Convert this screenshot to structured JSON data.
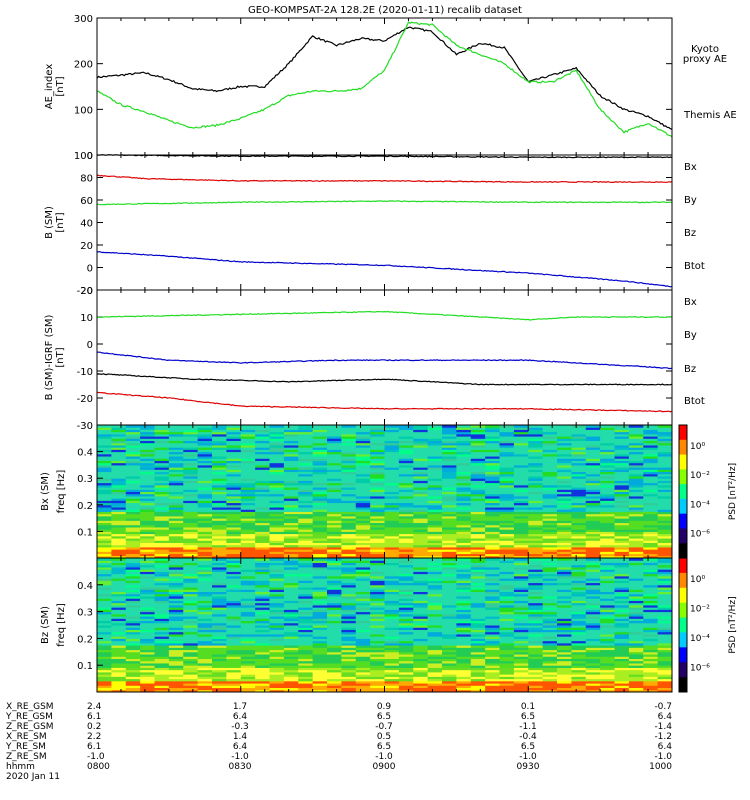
{
  "title": "GEO-KOMPSAT-2A 128.2E (2020-01-11) recalib dataset",
  "colors": {
    "black": "#000000",
    "red": "#dd0000",
    "green": "#22dd22",
    "blue": "#0000cc",
    "kyoto": "#22dd22"
  },
  "chart_data": [
    {
      "type": "line",
      "ylabel": "AE_index\n[nT]",
      "ylim": [
        0,
        300
      ],
      "yticks": [
        "0",
        "100",
        "200",
        "300"
      ],
      "x_range_hhmm": [
        "0800",
        "1000"
      ],
      "series": [
        {
          "name": "Themis AE",
          "color": "#000000",
          "x": [
            0,
            5,
            10,
            15,
            20,
            25,
            30,
            35,
            40,
            45,
            50,
            55,
            60,
            65,
            70,
            75,
            80,
            85,
            90,
            95,
            100,
            105,
            110,
            115,
            120
          ],
          "values": [
            170,
            175,
            180,
            165,
            145,
            140,
            150,
            150,
            200,
            260,
            240,
            255,
            250,
            280,
            270,
            220,
            245,
            235,
            160,
            175,
            190,
            130,
            100,
            85,
            55
          ]
        },
        {
          "name": "Kyoto proxy AE",
          "color": "#22dd22",
          "x": [
            0,
            5,
            10,
            15,
            20,
            25,
            30,
            35,
            40,
            45,
            50,
            55,
            60,
            65,
            70,
            75,
            80,
            85,
            90,
            95,
            100,
            105,
            110,
            115,
            120
          ],
          "values": [
            140,
            110,
            95,
            75,
            60,
            65,
            80,
            100,
            130,
            140,
            140,
            145,
            185,
            290,
            285,
            240,
            220,
            200,
            160,
            160,
            185,
            100,
            50,
            70,
            40
          ]
        }
      ],
      "legend": [
        "Kyoto\nproxy AE",
        "Themis AE"
      ]
    },
    {
      "type": "line",
      "ylabel": "B (SM)\n[nT]",
      "ylim": [
        -20,
        100
      ],
      "yticks": [
        "-20",
        "0",
        "20",
        "40",
        "60",
        "80",
        "100"
      ],
      "series": [
        {
          "name": "Btot",
          "color": "#000000",
          "x": [
            0,
            30,
            60,
            90,
            120
          ],
          "values": [
            100,
            99,
            99,
            98,
            98
          ]
        },
        {
          "name": "Bz",
          "color": "#dd0000",
          "x": [
            0,
            10,
            30,
            60,
            90,
            120
          ],
          "values": [
            82,
            79,
            77,
            77,
            76,
            76
          ]
        },
        {
          "name": "By",
          "color": "#22dd22",
          "x": [
            0,
            30,
            60,
            90,
            120
          ],
          "values": [
            56,
            58,
            59,
            58,
            58
          ]
        },
        {
          "name": "Bx",
          "color": "#0000cc",
          "x": [
            0,
            15,
            30,
            60,
            90,
            110,
            120
          ],
          "values": [
            14,
            10,
            5,
            2,
            -5,
            -12,
            -17
          ]
        }
      ],
      "legend": [
        "Bx",
        "By",
        "Bz",
        "Btot"
      ]
    },
    {
      "type": "line",
      "ylabel": "B (SM)-IGRF (SM)\n[nT]",
      "ylim": [
        -30,
        20
      ],
      "yticks": [
        "-30",
        "-20",
        "-10",
        "0",
        "10",
        "20"
      ],
      "series": [
        {
          "name": "By",
          "color": "#22dd22",
          "x": [
            0,
            30,
            60,
            80,
            90,
            100,
            120
          ],
          "values": [
            10,
            11,
            12,
            10,
            9,
            10,
            10
          ]
        },
        {
          "name": "Bx",
          "color": "#0000cc",
          "x": [
            0,
            15,
            30,
            50,
            70,
            90,
            110,
            120
          ],
          "values": [
            -3,
            -6,
            -7,
            -6,
            -6,
            -6,
            -8,
            -9
          ]
        },
        {
          "name": "Btot",
          "color": "#000000",
          "x": [
            0,
            20,
            40,
            60,
            80,
            100,
            120
          ],
          "values": [
            -11,
            -13,
            -14,
            -13,
            -15,
            -15,
            -15
          ]
        },
        {
          "name": "Bz",
          "color": "#dd0000",
          "x": [
            0,
            15,
            30,
            60,
            90,
            120
          ],
          "values": [
            -18,
            -20,
            -23,
            -24,
            -24,
            -25
          ]
        }
      ],
      "legend": [
        "Bx",
        "By",
        "Bz",
        "Btot"
      ]
    },
    {
      "type": "heatmap",
      "ylabel": "Bx (SM)\nfreq [Hz]",
      "yticks": [
        "0.1",
        "0.2",
        "0.3",
        "0.4"
      ],
      "colorbar_label": "PSD [nT²/Hz]",
      "colorbar_ticks": [
        "10⁰",
        "10⁻²",
        "10⁻⁴",
        "10⁻⁶"
      ]
    },
    {
      "type": "heatmap",
      "ylabel": "Bz (SM)\nfreq [Hz]",
      "yticks": [
        "0.1",
        "0.2",
        "0.3",
        "0.4"
      ],
      "colorbar_label": "PSD [nT²/Hz]",
      "colorbar_ticks": [
        "10⁰",
        "10⁻²",
        "10⁻⁴",
        "10⁻⁶"
      ]
    }
  ],
  "ephemeris": {
    "labels": [
      "X_RE_GSM",
      "Y_RE_GSM",
      "Z_RE_GSM",
      "X_RE_SM",
      "Y_RE_SM",
      "Z_RE_SM",
      "hhmm",
      "2020 Jan 11"
    ],
    "columns": [
      [
        "2.4",
        "6.1",
        "0.2",
        "2.2",
        "6.1",
        "-1.0",
        "0800"
      ],
      [
        "1.7",
        "6.4",
        "-0.3",
        "1.4",
        "6.4",
        "-1.0",
        "0830"
      ],
      [
        "0.9",
        "6.5",
        "-0.7",
        "0.5",
        "6.5",
        "-1.0",
        "0900"
      ],
      [
        "0.1",
        "6.5",
        "-1.1",
        "-0.4",
        "6.5",
        "-1.0",
        "0930"
      ],
      [
        "-0.7",
        "6.4",
        "-1.4",
        "-1.2",
        "6.4",
        "-1.0",
        "1000"
      ]
    ]
  }
}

********************

# Instructions for the task:
Copy the entries above faithfully and omit every image.

# The result:
Convert this screenshot to structured JSON data.
{
  "title": "GEO-KOMPSAT-2A 128.2E (2020-01-11) recalib dataset",
  "colors": {
    "black": "#000000",
    "red": "#dd0000",
    "green": "#22dd22",
    "blue": "#0000cc",
    "kyoto": "#22dd22"
  },
  "chart_data": [
    {
      "type": "line",
      "ylabel": "AE_index\n[nT]",
      "ylim": [
        0,
        300
      ],
      "yticks": [
        "0",
        "100",
        "200",
        "300"
      ],
      "x_range_hhmm": [
        "0800",
        "1000"
      ],
      "series": [
        {
          "name": "Themis AE",
          "color": "#000000",
          "x": [
            0,
            5,
            10,
            15,
            20,
            25,
            30,
            35,
            40,
            45,
            50,
            55,
            60,
            65,
            70,
            75,
            80,
            85,
            90,
            95,
            100,
            105,
            110,
            115,
            120
          ],
          "values": [
            170,
            175,
            180,
            165,
            145,
            140,
            150,
            150,
            200,
            260,
            240,
            255,
            250,
            280,
            270,
            220,
            245,
            235,
            160,
            175,
            190,
            130,
            100,
            85,
            55
          ]
        },
        {
          "name": "Kyoto proxy AE",
          "color": "#22dd22",
          "x": [
            0,
            5,
            10,
            15,
            20,
            25,
            30,
            35,
            40,
            45,
            50,
            55,
            60,
            65,
            70,
            75,
            80,
            85,
            90,
            95,
            100,
            105,
            110,
            115,
            120
          ],
          "values": [
            140,
            110,
            95,
            75,
            60,
            65,
            80,
            100,
            130,
            140,
            140,
            145,
            185,
            290,
            285,
            240,
            220,
            200,
            160,
            160,
            185,
            100,
            50,
            70,
            40
          ]
        }
      ],
      "legend": [
        "Kyoto\nproxy AE",
        "Themis AE"
      ]
    },
    {
      "type": "line",
      "ylabel": "B (SM)\n[nT]",
      "ylim": [
        -20,
        100
      ],
      "yticks": [
        "-20",
        "0",
        "20",
        "40",
        "60",
        "80",
        "100"
      ],
      "series": [
        {
          "name": "Btot",
          "color": "#000000",
          "x": [
            0,
            30,
            60,
            90,
            120
          ],
          "values": [
            100,
            99,
            99,
            98,
            98
          ]
        },
        {
          "name": "Bz",
          "color": "#dd0000",
          "x": [
            0,
            10,
            30,
            60,
            90,
            120
          ],
          "values": [
            82,
            79,
            77,
            77,
            76,
            76
          ]
        },
        {
          "name": "By",
          "color": "#22dd22",
          "x": [
            0,
            30,
            60,
            90,
            120
          ],
          "values": [
            56,
            58,
            59,
            58,
            58
          ]
        },
        {
          "name": "Bx",
          "color": "#0000cc",
          "x": [
            0,
            15,
            30,
            60,
            90,
            110,
            120
          ],
          "values": [
            14,
            10,
            5,
            2,
            -5,
            -12,
            -17
          ]
        }
      ],
      "legend": [
        "Bx",
        "By",
        "Bz",
        "Btot"
      ]
    },
    {
      "type": "line",
      "ylabel": "B (SM)-IGRF (SM)\n[nT]",
      "ylim": [
        -30,
        20
      ],
      "yticks": [
        "-30",
        "-20",
        "-10",
        "0",
        "10",
        "20"
      ],
      "series": [
        {
          "name": "By",
          "color": "#22dd22",
          "x": [
            0,
            30,
            60,
            80,
            90,
            100,
            120
          ],
          "values": [
            10,
            11,
            12,
            10,
            9,
            10,
            10
          ]
        },
        {
          "name": "Bx",
          "color": "#0000cc",
          "x": [
            0,
            15,
            30,
            50,
            70,
            90,
            110,
            120
          ],
          "values": [
            -3,
            -6,
            -7,
            -6,
            -6,
            -6,
            -8,
            -9
          ]
        },
        {
          "name": "Btot",
          "color": "#000000",
          "x": [
            0,
            20,
            40,
            60,
            80,
            100,
            120
          ],
          "values": [
            -11,
            -13,
            -14,
            -13,
            -15,
            -15,
            -15
          ]
        },
        {
          "name": "Bz",
          "color": "#dd0000",
          "x": [
            0,
            15,
            30,
            60,
            90,
            120
          ],
          "values": [
            -18,
            -20,
            -23,
            -24,
            -24,
            -25
          ]
        }
      ],
      "legend": [
        "Bx",
        "By",
        "Bz",
        "Btot"
      ]
    },
    {
      "type": "heatmap",
      "ylabel": "Bx (SM)\nfreq [Hz]",
      "yticks": [
        "0.1",
        "0.2",
        "0.3",
        "0.4"
      ],
      "colorbar_label": "PSD [nT²/Hz]",
      "colorbar_ticks": [
        "10⁰",
        "10⁻²",
        "10⁻⁴",
        "10⁻⁶"
      ]
    },
    {
      "type": "heatmap",
      "ylabel": "Bz (SM)\nfreq [Hz]",
      "yticks": [
        "0.1",
        "0.2",
        "0.3",
        "0.4"
      ],
      "colorbar_label": "PSD [nT²/Hz]",
      "colorbar_ticks": [
        "10⁰",
        "10⁻²",
        "10⁻⁴",
        "10⁻⁶"
      ]
    }
  ],
  "ephemeris": {
    "labels": [
      "X_RE_GSM",
      "Y_RE_GSM",
      "Z_RE_GSM",
      "X_RE_SM",
      "Y_RE_SM",
      "Z_RE_SM",
      "hhmm",
      "2020 Jan 11"
    ],
    "columns": [
      [
        "2.4",
        "6.1",
        "0.2",
        "2.2",
        "6.1",
        "-1.0",
        "0800"
      ],
      [
        "1.7",
        "6.4",
        "-0.3",
        "1.4",
        "6.4",
        "-1.0",
        "0830"
      ],
      [
        "0.9",
        "6.5",
        "-0.7",
        "0.5",
        "6.5",
        "-1.0",
        "0900"
      ],
      [
        "0.1",
        "6.5",
        "-1.1",
        "-0.4",
        "6.5",
        "-1.0",
        "0930"
      ],
      [
        "-0.7",
        "6.4",
        "-1.4",
        "-1.2",
        "6.4",
        "-1.0",
        "1000"
      ]
    ]
  }
}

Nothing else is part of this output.